- What is required -
All entries should be output exactly as they stand.
-- Start --
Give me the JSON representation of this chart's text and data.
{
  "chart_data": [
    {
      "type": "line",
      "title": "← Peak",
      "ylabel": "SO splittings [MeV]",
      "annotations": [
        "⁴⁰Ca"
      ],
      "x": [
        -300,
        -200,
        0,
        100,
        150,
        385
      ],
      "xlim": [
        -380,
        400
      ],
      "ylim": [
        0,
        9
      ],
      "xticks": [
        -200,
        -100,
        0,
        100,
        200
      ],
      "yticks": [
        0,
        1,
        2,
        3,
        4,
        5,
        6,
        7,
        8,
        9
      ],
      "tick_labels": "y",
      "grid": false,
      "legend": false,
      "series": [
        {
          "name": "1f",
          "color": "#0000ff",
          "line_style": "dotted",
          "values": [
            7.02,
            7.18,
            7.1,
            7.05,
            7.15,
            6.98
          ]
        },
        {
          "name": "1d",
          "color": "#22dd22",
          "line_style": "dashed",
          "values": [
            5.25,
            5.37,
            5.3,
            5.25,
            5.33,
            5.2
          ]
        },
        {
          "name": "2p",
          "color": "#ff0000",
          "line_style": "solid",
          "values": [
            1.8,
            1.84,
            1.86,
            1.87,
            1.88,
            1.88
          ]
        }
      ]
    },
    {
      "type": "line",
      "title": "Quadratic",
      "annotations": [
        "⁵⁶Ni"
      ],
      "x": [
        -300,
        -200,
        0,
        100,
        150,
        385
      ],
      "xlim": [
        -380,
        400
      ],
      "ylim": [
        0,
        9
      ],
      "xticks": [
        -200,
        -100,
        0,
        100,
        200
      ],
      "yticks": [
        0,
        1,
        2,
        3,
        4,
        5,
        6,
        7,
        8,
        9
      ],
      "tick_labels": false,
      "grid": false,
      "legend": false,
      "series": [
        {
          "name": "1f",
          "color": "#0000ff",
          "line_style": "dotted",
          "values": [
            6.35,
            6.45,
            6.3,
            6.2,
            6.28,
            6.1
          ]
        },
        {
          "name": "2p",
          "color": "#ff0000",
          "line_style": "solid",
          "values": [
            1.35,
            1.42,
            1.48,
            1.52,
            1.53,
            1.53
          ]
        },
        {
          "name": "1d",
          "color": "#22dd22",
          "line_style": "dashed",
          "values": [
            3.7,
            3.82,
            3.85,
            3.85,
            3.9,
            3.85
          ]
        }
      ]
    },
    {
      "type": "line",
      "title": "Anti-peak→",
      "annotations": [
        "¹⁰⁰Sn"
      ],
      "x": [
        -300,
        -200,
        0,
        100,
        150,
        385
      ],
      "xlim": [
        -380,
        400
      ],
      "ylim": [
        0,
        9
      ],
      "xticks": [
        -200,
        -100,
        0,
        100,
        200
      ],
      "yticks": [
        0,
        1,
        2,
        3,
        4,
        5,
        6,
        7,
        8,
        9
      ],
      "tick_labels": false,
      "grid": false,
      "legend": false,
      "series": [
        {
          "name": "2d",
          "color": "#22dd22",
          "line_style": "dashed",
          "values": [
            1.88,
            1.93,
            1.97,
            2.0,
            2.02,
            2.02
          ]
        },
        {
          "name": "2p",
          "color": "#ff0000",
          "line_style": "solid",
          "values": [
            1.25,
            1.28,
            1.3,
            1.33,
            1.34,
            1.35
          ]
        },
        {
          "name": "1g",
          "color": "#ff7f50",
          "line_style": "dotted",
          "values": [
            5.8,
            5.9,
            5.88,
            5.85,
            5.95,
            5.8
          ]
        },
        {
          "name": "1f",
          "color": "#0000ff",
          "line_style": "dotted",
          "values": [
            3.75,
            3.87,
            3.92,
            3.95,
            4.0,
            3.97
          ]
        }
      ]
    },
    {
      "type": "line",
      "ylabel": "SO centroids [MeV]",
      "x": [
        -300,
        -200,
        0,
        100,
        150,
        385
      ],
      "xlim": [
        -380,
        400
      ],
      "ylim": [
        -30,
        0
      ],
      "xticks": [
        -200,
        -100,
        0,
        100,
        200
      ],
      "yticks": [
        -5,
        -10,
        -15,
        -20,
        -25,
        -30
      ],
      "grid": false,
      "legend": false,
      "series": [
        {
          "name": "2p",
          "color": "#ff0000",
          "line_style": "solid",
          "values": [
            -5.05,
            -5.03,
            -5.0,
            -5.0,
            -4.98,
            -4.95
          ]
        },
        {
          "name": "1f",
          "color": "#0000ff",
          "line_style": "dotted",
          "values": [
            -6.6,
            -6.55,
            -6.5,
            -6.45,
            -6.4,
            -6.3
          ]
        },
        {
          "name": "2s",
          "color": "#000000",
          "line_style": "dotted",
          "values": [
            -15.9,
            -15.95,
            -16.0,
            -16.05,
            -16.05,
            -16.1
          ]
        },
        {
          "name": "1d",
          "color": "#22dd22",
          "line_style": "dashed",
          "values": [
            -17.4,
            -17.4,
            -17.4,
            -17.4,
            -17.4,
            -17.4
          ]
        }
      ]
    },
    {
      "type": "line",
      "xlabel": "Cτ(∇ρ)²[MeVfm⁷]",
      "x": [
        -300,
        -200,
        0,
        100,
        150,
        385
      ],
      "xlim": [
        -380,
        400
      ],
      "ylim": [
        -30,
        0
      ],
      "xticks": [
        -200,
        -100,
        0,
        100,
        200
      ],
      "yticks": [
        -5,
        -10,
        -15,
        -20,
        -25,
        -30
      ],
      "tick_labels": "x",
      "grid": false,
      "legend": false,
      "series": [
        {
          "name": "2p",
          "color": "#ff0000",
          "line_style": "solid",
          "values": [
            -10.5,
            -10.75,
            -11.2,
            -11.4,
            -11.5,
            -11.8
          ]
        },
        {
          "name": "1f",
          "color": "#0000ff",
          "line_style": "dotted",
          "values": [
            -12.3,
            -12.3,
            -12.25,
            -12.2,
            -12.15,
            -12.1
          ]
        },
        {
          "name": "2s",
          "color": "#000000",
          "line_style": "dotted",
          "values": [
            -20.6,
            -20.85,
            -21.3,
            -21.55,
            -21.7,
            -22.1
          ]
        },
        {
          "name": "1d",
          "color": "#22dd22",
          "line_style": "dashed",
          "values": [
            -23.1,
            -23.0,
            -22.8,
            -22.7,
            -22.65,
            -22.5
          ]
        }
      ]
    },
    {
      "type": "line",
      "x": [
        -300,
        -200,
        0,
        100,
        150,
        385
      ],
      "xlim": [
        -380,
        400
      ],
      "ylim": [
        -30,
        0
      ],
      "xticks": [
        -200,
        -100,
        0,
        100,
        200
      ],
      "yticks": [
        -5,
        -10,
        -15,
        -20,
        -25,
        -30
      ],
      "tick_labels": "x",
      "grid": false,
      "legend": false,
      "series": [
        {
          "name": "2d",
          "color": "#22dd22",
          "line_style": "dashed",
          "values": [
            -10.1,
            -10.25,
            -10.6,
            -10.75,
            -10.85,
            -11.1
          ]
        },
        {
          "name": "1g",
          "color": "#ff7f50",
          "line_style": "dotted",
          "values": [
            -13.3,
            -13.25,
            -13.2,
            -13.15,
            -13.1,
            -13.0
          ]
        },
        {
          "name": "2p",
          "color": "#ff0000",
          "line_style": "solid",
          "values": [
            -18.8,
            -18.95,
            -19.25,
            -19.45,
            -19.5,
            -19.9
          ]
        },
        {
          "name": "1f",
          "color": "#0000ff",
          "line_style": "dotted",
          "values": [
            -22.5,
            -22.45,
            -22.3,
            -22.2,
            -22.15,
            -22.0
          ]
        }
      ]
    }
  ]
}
-- End --
- Written answer -
Give me the JSON representation of this chart's text and data.
{
  "chart_data": [
    {
      "type": "line",
      "title": "← Peak",
      "ylabel": "SO splittings [MeV]",
      "annotations": [
        "⁴⁰Ca"
      ],
      "x": [
        -300,
        -200,
        0,
        100,
        150,
        385
      ],
      "xlim": [
        -380,
        400
      ],
      "ylim": [
        0,
        9
      ],
      "xticks": [
        -200,
        -100,
        0,
        100,
        200
      ],
      "yticks": [
        0,
        1,
        2,
        3,
        4,
        5,
        6,
        7,
        8,
        9
      ],
      "tick_labels": "y",
      "grid": false,
      "legend": false,
      "series": [
        {
          "name": "1f",
          "color": "#0000ff",
          "line_style": "dotted",
          "values": [
            7.02,
            7.18,
            7.1,
            7.05,
            7.15,
            6.98
          ]
        },
        {
          "name": "1d",
          "color": "#22dd22",
          "line_style": "dashed",
          "values": [
            5.25,
            5.37,
            5.3,
            5.25,
            5.33,
            5.2
          ]
        },
        {
          "name": "2p",
          "color": "#ff0000",
          "line_style": "solid",
          "values": [
            1.8,
            1.84,
            1.86,
            1.87,
            1.88,
            1.88
          ]
        }
      ]
    },
    {
      "type": "line",
      "title": "Quadratic",
      "annotations": [
        "⁵⁶Ni"
      ],
      "x": [
        -300,
        -200,
        0,
        100,
        150,
        385
      ],
      "xlim": [
        -380,
        400
      ],
      "ylim": [
        0,
        9
      ],
      "xticks": [
        -200,
        -100,
        0,
        100,
        200
      ],
      "yticks": [
        0,
        1,
        2,
        3,
        4,
        5,
        6,
        7,
        8,
        9
      ],
      "tick_labels": false,
      "grid": false,
      "legend": false,
      "series": [
        {
          "name": "1f",
          "color": "#0000ff",
          "line_style": "dotted",
          "values": [
            6.35,
            6.45,
            6.3,
            6.2,
            6.28,
            6.1
          ]
        },
        {
          "name": "2p",
          "color": "#ff0000",
          "line_style": "solid",
          "values": [
            1.35,
            1.42,
            1.48,
            1.52,
            1.53,
            1.53
          ]
        },
        {
          "name": "1d",
          "color": "#22dd22",
          "line_style": "dashed",
          "values": [
            3.7,
            3.82,
            3.85,
            3.85,
            3.9,
            3.85
          ]
        }
      ]
    },
    {
      "type": "line",
      "title": "Anti-peak→",
      "annotations": [
        "¹⁰⁰Sn"
      ],
      "x": [
        -300,
        -200,
        0,
        100,
        150,
        385
      ],
      "xlim": [
        -380,
        400
      ],
      "ylim": [
        0,
        9
      ],
      "xticks": [
        -200,
        -100,
        0,
        100,
        200
      ],
      "yticks": [
        0,
        1,
        2,
        3,
        4,
        5,
        6,
        7,
        8,
        9
      ],
      "tick_labels": false,
      "grid": false,
      "legend": false,
      "series": [
        {
          "name": "2d",
          "color": "#22dd22",
          "line_style": "dashed",
          "values": [
            1.88,
            1.93,
            1.97,
            2.0,
            2.02,
            2.02
          ]
        },
        {
          "name": "2p",
          "color": "#ff0000",
          "line_style": "solid",
          "values": [
            1.25,
            1.28,
            1.3,
            1.33,
            1.34,
            1.35
          ]
        },
        {
          "name": "1g",
          "color": "#ff7f50",
          "line_style": "dotted",
          "values": [
            5.8,
            5.9,
            5.88,
            5.85,
            5.95,
            5.8
          ]
        },
        {
          "name": "1f",
          "color": "#0000ff",
          "line_style": "dotted",
          "values": [
            3.75,
            3.87,
            3.92,
            3.95,
            4.0,
            3.97
          ]
        }
      ]
    },
    {
      "type": "line",
      "ylabel": "SO centroids [MeV]",
      "x": [
        -300,
        -200,
        0,
        100,
        150,
        385
      ],
      "xlim": [
        -380,
        400
      ],
      "ylim": [
        -30,
        0
      ],
      "xticks": [
        -200,
        -100,
        0,
        100,
        200
      ],
      "yticks": [
        -5,
        -10,
        -15,
        -20,
        -25,
        -30
      ],
      "grid": false,
      "legend": false,
      "series": [
        {
          "name": "2p",
          "color": "#ff0000",
          "line_style": "solid",
          "values": [
            -5.05,
            -5.03,
            -5.0,
            -5.0,
            -4.98,
            -4.95
          ]
        },
        {
          "name": "1f",
          "color": "#0000ff",
          "line_style": "dotted",
          "values": [
            -6.6,
            -6.55,
            -6.5,
            -6.45,
            -6.4,
            -6.3
          ]
        },
        {
          "name": "2s",
          "color": "#000000",
          "line_style": "dotted",
          "values": [
            -15.9,
            -15.95,
            -16.0,
            -16.05,
            -16.05,
            -16.1
          ]
        },
        {
          "name": "1d",
          "color": "#22dd22",
          "line_style": "dashed",
          "values": [
            -17.4,
            -17.4,
            -17.4,
            -17.4,
            -17.4,
            -17.4
          ]
        }
      ]
    },
    {
      "type": "line",
      "xlabel": "Cτ(∇ρ)²[MeVfm⁷]",
      "x": [
        -300,
        -200,
        0,
        100,
        150,
        385
      ],
      "xlim": [
        -380,
        400
      ],
      "ylim": [
        -30,
        0
      ],
      "xticks": [
        -200,
        -100,
        0,
        100,
        200
      ],
      "yticks": [
        -5,
        -10,
        -15,
        -20,
        -25,
        -30
      ],
      "tick_labels": "x",
      "grid": false,
      "legend": false,
      "series": [
        {
          "name": "2p",
          "color": "#ff0000",
          "line_style": "solid",
          "values": [
            -10.5,
            -10.75,
            -11.2,
            -11.4,
            -11.5,
            -11.8
          ]
        },
        {
          "name": "1f",
          "color": "#0000ff",
          "line_style": "dotted",
          "values": [
            -12.3,
            -12.3,
            -12.25,
            -12.2,
            -12.15,
            -12.1
          ]
        },
        {
          "name": "2s",
          "color": "#000000",
          "line_style": "dotted",
          "values": [
            -20.6,
            -20.85,
            -21.3,
            -21.55,
            -21.7,
            -22.1
          ]
        },
        {
          "name": "1d",
          "color": "#22dd22",
          "line_style": "dashed",
          "values": [
            -23.1,
            -23.0,
            -22.8,
            -22.7,
            -22.65,
            -22.5
          ]
        }
      ]
    },
    {
      "type": "line",
      "x": [
        -300,
        -200,
        0,
        100,
        150,
        385
      ],
      "xlim": [
        -380,
        400
      ],
      "ylim": [
        -30,
        0
      ],
      "xticks": [
        -200,
        -100,
        0,
        100,
        200
      ],
      "yticks": [
        -5,
        -10,
        -15,
        -20,
        -25,
        -30
      ],
      "tick_labels": "x",
      "grid": false,
      "legend": false,
      "series": [
        {
          "name": "2d",
          "color": "#22dd22",
          "line_style": "dashed",
          "values": [
            -10.1,
            -10.25,
            -10.6,
            -10.75,
            -10.85,
            -11.1
          ]
        },
        {
          "name": "1g",
          "color": "#ff7f50",
          "line_style": "dotted",
          "values": [
            -13.3,
            -13.25,
            -13.2,
            -13.15,
            -13.1,
            -13.0
          ]
        },
        {
          "name": "2p",
          "color": "#ff0000",
          "line_style": "solid",
          "values": [
            -18.8,
            -18.95,
            -19.25,
            -19.45,
            -19.5,
            -19.9
          ]
        },
        {
          "name": "1f",
          "color": "#0000ff",
          "line_style": "dotted",
          "values": [
            -22.5,
            -22.45,
            -22.3,
            -22.2,
            -22.15,
            -22.0
          ]
        }
      ]
    }
  ]
}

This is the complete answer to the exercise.